[Start of DATA SECTION]

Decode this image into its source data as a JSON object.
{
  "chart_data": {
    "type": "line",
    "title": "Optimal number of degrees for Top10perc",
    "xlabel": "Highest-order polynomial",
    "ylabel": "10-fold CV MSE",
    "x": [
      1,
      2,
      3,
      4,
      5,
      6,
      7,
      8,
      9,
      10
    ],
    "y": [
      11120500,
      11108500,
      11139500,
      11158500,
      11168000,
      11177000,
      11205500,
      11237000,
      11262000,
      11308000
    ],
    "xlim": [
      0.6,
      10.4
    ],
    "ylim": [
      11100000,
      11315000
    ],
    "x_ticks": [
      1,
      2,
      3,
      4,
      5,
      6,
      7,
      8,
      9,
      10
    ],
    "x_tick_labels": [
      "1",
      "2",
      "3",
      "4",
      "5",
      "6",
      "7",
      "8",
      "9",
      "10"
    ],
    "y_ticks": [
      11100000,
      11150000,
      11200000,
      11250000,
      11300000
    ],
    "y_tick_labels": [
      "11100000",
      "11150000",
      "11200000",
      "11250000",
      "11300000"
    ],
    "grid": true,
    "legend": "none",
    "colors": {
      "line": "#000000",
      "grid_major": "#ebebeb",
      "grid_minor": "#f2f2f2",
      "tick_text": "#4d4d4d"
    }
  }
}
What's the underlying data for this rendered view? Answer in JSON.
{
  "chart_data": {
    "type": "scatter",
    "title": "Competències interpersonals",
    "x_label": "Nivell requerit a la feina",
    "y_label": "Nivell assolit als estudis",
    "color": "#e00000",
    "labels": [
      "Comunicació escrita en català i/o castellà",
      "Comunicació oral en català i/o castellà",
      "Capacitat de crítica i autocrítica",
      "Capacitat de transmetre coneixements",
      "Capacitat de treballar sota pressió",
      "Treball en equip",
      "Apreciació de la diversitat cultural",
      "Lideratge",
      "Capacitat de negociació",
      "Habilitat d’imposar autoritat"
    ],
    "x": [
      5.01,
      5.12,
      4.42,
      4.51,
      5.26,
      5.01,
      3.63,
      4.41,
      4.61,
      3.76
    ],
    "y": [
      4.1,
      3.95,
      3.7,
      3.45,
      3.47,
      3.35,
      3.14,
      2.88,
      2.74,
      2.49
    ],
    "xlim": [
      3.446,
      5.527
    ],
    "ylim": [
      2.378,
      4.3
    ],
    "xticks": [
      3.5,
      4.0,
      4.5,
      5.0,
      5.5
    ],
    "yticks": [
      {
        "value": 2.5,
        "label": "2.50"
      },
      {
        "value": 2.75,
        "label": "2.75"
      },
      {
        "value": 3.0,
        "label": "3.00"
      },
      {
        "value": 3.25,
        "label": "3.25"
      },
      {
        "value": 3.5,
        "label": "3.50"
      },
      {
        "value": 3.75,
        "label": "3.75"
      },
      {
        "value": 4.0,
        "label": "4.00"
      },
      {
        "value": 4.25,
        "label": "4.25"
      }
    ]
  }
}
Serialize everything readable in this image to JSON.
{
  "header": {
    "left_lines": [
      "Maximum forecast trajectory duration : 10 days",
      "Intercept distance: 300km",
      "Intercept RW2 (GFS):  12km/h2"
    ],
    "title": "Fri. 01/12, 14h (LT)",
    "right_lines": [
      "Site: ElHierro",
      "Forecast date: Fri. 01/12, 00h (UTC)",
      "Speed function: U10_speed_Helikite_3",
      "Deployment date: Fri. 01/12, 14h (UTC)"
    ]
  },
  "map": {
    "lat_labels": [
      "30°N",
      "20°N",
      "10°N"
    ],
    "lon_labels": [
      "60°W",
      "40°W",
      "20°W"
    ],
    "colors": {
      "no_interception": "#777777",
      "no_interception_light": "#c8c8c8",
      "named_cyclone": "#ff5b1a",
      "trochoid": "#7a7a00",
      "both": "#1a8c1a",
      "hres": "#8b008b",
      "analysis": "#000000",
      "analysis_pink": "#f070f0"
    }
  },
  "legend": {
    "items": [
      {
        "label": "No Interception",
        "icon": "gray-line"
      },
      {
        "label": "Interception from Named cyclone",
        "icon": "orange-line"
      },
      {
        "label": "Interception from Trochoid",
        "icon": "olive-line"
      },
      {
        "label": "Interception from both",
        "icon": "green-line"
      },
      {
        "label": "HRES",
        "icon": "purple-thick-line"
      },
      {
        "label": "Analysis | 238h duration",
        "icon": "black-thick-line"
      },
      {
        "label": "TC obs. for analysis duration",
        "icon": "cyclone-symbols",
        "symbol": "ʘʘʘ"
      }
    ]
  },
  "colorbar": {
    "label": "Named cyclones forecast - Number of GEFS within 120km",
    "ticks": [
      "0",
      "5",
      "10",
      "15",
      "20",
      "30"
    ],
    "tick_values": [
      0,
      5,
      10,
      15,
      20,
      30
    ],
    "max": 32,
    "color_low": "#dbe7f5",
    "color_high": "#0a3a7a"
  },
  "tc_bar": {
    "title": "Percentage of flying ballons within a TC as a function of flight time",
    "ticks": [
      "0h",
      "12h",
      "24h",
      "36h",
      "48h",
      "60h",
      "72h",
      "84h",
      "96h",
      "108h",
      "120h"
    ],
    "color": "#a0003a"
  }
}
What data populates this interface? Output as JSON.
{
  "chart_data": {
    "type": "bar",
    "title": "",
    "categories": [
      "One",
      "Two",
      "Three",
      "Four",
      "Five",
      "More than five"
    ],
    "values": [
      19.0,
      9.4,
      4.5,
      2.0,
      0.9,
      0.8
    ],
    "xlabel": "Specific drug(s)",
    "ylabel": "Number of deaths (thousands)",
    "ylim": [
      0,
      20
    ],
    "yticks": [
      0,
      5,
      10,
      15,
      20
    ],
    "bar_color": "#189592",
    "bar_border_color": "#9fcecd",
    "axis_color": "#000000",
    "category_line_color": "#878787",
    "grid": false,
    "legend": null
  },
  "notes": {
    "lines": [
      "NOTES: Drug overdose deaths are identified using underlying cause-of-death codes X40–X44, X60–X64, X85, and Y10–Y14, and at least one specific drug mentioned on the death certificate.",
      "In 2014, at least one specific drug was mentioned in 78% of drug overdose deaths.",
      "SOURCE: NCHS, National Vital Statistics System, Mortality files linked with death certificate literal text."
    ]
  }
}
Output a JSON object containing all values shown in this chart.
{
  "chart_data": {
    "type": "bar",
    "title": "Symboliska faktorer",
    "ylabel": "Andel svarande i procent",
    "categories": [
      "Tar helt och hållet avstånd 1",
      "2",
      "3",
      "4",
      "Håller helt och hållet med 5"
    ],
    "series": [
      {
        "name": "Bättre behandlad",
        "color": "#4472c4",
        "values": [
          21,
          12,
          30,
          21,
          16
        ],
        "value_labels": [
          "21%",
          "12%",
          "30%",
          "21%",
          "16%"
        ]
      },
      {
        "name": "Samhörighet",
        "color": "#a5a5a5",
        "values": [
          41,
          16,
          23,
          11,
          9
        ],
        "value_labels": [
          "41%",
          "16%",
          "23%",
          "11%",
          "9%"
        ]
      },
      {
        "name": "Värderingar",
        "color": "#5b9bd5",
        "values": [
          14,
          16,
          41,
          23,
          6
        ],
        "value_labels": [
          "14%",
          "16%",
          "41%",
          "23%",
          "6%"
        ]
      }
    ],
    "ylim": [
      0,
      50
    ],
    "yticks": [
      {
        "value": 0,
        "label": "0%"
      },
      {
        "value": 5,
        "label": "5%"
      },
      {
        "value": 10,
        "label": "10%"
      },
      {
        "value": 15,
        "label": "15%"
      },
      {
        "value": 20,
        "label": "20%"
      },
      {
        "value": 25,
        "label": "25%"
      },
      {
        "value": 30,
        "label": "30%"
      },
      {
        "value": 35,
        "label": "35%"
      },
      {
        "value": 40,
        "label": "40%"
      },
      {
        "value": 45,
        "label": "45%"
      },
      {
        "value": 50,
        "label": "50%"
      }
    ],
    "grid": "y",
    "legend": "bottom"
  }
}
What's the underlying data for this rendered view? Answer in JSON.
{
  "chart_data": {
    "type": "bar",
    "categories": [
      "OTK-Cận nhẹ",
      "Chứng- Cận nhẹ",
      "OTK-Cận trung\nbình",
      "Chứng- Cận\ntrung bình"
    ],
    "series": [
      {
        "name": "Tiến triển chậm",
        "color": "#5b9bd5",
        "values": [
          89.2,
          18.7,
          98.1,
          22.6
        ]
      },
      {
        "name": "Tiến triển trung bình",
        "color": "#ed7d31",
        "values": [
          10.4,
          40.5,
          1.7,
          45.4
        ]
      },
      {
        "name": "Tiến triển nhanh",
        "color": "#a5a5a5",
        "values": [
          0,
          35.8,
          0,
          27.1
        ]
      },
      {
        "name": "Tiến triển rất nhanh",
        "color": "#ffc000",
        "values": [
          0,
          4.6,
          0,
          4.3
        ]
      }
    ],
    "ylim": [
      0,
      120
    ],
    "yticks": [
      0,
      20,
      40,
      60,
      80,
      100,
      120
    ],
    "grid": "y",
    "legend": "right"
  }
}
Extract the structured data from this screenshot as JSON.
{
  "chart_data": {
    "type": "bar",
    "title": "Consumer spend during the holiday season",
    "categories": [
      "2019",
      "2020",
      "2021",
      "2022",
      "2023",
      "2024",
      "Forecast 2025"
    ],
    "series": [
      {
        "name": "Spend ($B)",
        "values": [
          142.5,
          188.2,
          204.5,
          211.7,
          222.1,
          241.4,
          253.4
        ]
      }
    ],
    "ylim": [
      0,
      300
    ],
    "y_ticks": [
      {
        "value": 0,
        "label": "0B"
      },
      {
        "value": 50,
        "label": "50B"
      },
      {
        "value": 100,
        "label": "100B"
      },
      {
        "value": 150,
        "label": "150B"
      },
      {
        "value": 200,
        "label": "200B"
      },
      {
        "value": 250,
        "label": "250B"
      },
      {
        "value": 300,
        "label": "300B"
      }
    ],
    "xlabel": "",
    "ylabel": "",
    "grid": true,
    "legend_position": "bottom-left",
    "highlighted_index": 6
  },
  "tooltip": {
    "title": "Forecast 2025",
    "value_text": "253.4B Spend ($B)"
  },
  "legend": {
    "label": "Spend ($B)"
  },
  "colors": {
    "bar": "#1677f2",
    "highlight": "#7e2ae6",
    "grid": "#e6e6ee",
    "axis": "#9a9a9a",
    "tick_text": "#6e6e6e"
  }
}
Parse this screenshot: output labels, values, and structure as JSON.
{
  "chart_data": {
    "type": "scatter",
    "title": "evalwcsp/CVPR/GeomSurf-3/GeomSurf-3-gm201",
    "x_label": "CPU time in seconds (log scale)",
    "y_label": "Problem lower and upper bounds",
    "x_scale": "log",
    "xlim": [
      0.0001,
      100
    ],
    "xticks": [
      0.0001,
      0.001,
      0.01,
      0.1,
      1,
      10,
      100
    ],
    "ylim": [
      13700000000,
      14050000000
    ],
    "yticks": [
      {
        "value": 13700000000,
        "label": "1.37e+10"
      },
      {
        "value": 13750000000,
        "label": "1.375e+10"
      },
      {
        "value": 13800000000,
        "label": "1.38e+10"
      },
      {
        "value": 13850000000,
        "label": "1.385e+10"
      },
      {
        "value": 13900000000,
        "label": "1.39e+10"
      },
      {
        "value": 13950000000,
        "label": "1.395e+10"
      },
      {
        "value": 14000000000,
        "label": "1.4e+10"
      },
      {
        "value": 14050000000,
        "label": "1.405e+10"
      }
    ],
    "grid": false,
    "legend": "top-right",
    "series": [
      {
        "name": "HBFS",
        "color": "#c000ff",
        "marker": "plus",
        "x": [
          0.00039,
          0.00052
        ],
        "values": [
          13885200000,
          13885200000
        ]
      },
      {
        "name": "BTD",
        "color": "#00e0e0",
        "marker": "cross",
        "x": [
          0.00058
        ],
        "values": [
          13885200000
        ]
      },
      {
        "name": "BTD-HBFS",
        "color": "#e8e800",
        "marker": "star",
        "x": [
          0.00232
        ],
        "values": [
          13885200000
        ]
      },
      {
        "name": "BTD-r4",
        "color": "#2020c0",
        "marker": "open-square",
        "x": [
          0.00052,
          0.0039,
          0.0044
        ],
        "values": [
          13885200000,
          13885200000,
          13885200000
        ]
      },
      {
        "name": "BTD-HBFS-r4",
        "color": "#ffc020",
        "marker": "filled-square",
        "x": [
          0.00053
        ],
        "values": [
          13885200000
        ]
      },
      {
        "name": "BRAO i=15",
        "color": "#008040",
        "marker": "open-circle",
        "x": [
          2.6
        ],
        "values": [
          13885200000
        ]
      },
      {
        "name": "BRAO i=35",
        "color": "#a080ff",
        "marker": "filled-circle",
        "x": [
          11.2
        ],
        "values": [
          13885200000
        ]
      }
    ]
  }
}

[End of DATA SECTION]

■ **STATED TASK**: Go through the records and gather the lines that hold "circle".

■ **RESPONSE**:
        "marker": "open-circle",
        "marker": "filled-circle",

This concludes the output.